▶ _Stored entries_:
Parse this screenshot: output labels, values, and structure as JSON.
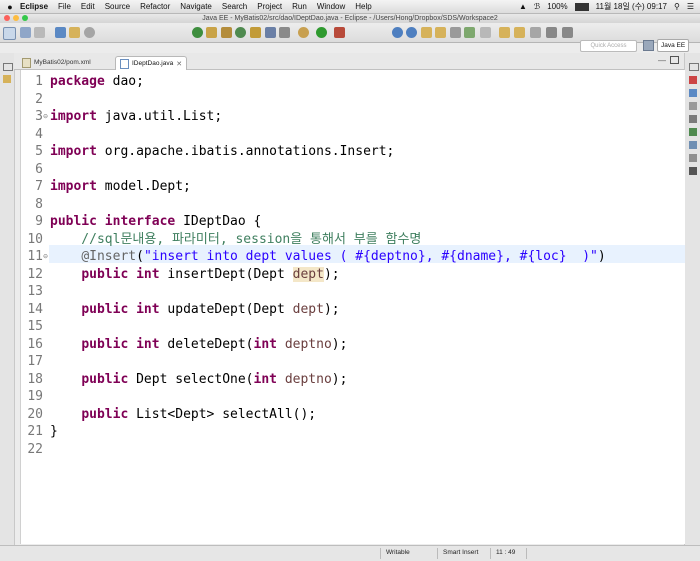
{
  "menubar": {
    "apple": "",
    "app": "Eclipse",
    "items": [
      "File",
      "Edit",
      "Source",
      "Refactor",
      "Navigate",
      "Search",
      "Project",
      "Run",
      "Window",
      "Help"
    ],
    "battery": "100%",
    "clock": "11월 18일 (수)  09:17"
  },
  "window": {
    "title": "Java EE - MyBatis02/src/dao/IDeptDao.java - Eclipse - /Users/Hong/Dropbox/SDS/Workspace2"
  },
  "toolbar": {
    "quick_access": "Quick Access",
    "perspective": "Java EE"
  },
  "tabs": [
    {
      "label": "MyBatis02/pom.xml"
    },
    {
      "label": "IDeptDao.java"
    }
  ],
  "editor": {
    "line_numbers": [
      "1",
      "2",
      "3",
      "4",
      "5",
      "6",
      "7",
      "8",
      "9",
      "10",
      "11",
      "12",
      "13",
      "14",
      "15",
      "16",
      "17",
      "18",
      "19",
      "20",
      "21",
      "22"
    ]
  },
  "status": {
    "mode": "Writable",
    "insert": "Smart Insert",
    "position": "11 : 49"
  }
}
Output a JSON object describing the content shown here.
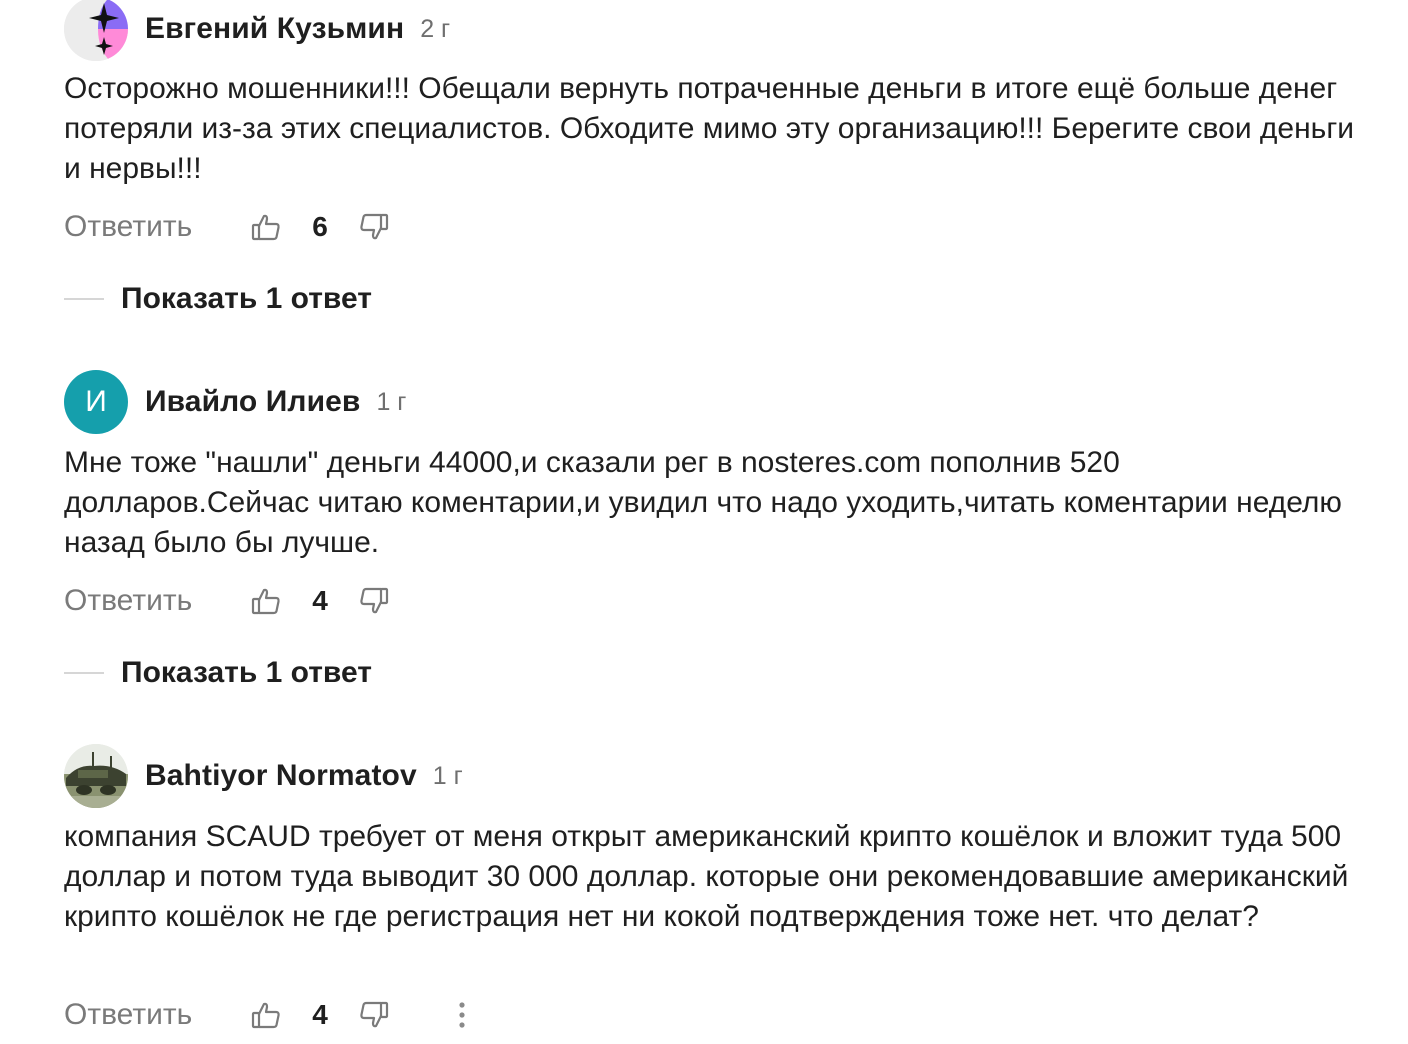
{
  "comments": [
    {
      "author": "Евгений Кузьмин",
      "age": "2 г",
      "avatar": {
        "type": "sparkle",
        "colors": [
          "#ececec",
          "#8a6cf5",
          "#ff8ad8",
          "#111111"
        ]
      },
      "text": "Осторожно мошенники!!! Обещали вернуть потраченные деньги в итоге ещё больше денег потеряли из-за этих специалистов. Обходите мимо эту организацию!!! Берегите свои деньги и нервы!!!",
      "reply_label": "Ответить",
      "likes": "6",
      "show_replies_label": "Показать 1 ответ"
    },
    {
      "author": "Ивайло Илиев",
      "age": "1 г",
      "avatar": {
        "type": "letter",
        "letter": "И",
        "color": "#159fac"
      },
      "text": "Мне тоже \"нашли\" деньги 44000,и сказали рег в nosteres.com пополнив 520 долларов.Сейчас читаю коментарии,и увидил что надо уходить,читать коментарии неделю назад было бы лучше.",
      "reply_label": "Ответить",
      "likes": "4",
      "show_replies_label": "Показать 1 ответ"
    },
    {
      "author": "Bahtiyor Normatov",
      "age": "1 г",
      "avatar": {
        "type": "photo",
        "colors": [
          "#e9ece6",
          "#6f7a5c",
          "#3c4230"
        ]
      },
      "text": "компания SCAUD требует от меня открыт американский крипто кошёлок и вложит туда 500 доллар и потом туда выводит 30 000 доллар. которые они рекомендовавшие американский крипто кошёлок не где регистрация нет ни кокой подтверждения тоже нет. что делат?",
      "reply_label": "Ответить",
      "likes": "4"
    }
  ],
  "icons": {
    "like": "thumbs-up-icon",
    "dislike": "thumbs-down-icon",
    "more": "more-vertical-icon"
  }
}
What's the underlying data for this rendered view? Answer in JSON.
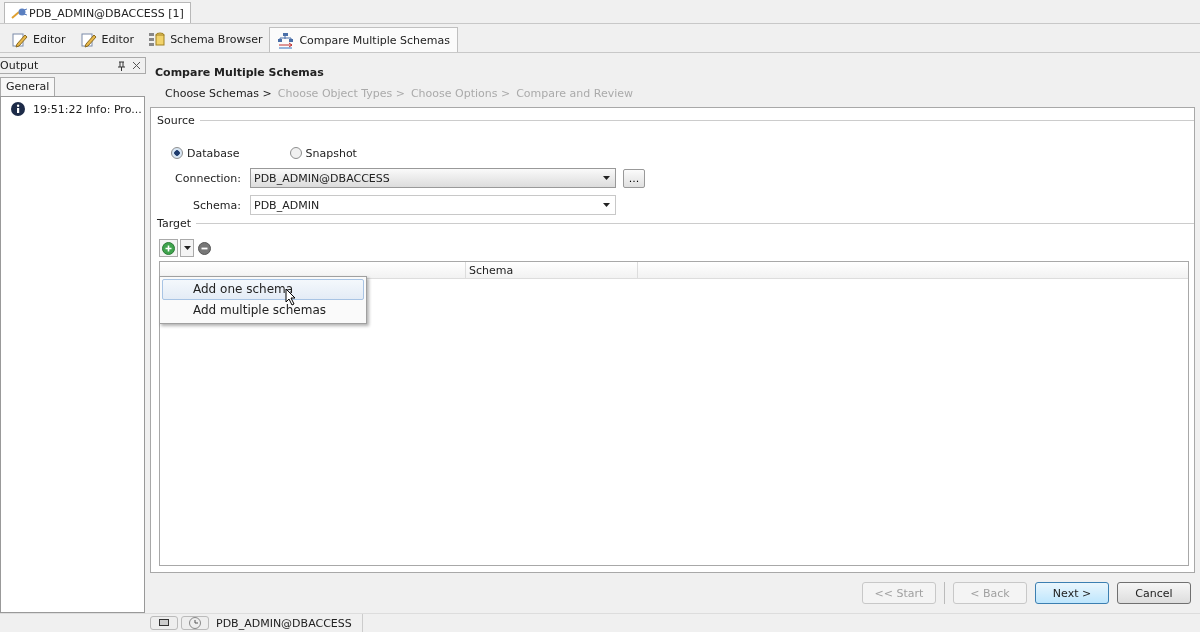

▶ _Your instructions_: Across the entries above, how many lines contain "author"? Provide only the count.

▶ _Solution to the exercise_: 3